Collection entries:
━━━━━━
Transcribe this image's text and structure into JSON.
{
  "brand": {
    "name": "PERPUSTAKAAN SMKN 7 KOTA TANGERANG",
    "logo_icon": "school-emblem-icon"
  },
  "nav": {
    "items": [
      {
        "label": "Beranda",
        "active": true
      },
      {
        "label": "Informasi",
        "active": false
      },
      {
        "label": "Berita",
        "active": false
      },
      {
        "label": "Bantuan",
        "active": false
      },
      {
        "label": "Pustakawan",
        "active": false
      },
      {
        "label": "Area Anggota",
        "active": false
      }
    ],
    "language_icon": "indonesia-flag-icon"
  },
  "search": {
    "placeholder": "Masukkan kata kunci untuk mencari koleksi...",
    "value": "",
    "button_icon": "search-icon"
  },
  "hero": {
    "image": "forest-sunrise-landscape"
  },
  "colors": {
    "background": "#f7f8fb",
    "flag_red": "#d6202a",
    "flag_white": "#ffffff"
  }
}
━━━━━━
Write each line above out exactly.

#### Written response
Transcribe this image's text and structure into JSON.
{
  "brand": {
    "name": "PERPUSTAKAAN SMKN 7 KOTA TANGERANG",
    "logo_icon": "school-emblem-icon"
  },
  "nav": {
    "items": [
      {
        "label": "Beranda",
        "active": true
      },
      {
        "label": "Informasi",
        "active": false
      },
      {
        "label": "Berita",
        "active": false
      },
      {
        "label": "Bantuan",
        "active": false
      },
      {
        "label": "Pustakawan",
        "active": false
      },
      {
        "label": "Area Anggota",
        "active": false
      }
    ],
    "language_icon": "indonesia-flag-icon"
  },
  "search": {
    "placeholder": "Masukkan kata kunci untuk mencari koleksi...",
    "value": "",
    "button_icon": "search-icon"
  },
  "hero": {
    "image": "forest-sunrise-landscape"
  },
  "colors": {
    "background": "#f7f8fb",
    "flag_red": "#d6202a",
    "flag_white": "#ffffff"
  }
}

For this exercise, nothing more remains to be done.